- _Set task_
Rewrite the rows from the first one through the row containing "- series-line-chu: [166, 32, 329, 407]", changing "x-tick-label" to "x-axis-tick" and keeping everything else the same.

- _Spatial layout entries_
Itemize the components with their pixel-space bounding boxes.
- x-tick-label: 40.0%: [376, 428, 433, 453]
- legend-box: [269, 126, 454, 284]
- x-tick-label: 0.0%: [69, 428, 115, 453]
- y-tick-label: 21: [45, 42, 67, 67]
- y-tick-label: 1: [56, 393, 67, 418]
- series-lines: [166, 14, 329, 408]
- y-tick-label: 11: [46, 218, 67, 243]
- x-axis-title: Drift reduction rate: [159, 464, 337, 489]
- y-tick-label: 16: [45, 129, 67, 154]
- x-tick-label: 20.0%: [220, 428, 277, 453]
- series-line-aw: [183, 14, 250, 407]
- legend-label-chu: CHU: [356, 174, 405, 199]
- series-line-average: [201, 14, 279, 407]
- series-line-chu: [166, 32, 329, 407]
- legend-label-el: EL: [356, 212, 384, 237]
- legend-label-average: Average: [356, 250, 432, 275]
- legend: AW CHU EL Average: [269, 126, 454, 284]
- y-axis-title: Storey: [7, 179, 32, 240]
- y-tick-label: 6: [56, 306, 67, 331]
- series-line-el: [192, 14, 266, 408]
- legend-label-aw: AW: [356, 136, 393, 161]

- _Final result_
Itemize the components with their pixel-space bounding boxes.
- x-axis-tick: 40.0%: [376, 428, 433, 453]
- legend-box: [269, 126, 454, 284]
- x-axis-tick: 0.0%: [69, 428, 115, 453]
- y-tick-label: 21: [45, 42, 67, 67]
- y-tick-label: 1: [56, 393, 67, 418]
- series-lines: [166, 14, 329, 408]
- y-tick-label: 11: [46, 218, 67, 243]
- x-axis-title: Drift reduction rate: [159, 464, 337, 489]
- y-tick-label: 16: [45, 129, 67, 154]
- x-axis-tick: 20.0%: [220, 428, 277, 453]
- series-line-aw: [183, 14, 250, 407]
- legend-label-chu: CHU: [356, 174, 405, 199]
- series-line-average: [201, 14, 279, 407]
- series-line-chu: [166, 32, 329, 407]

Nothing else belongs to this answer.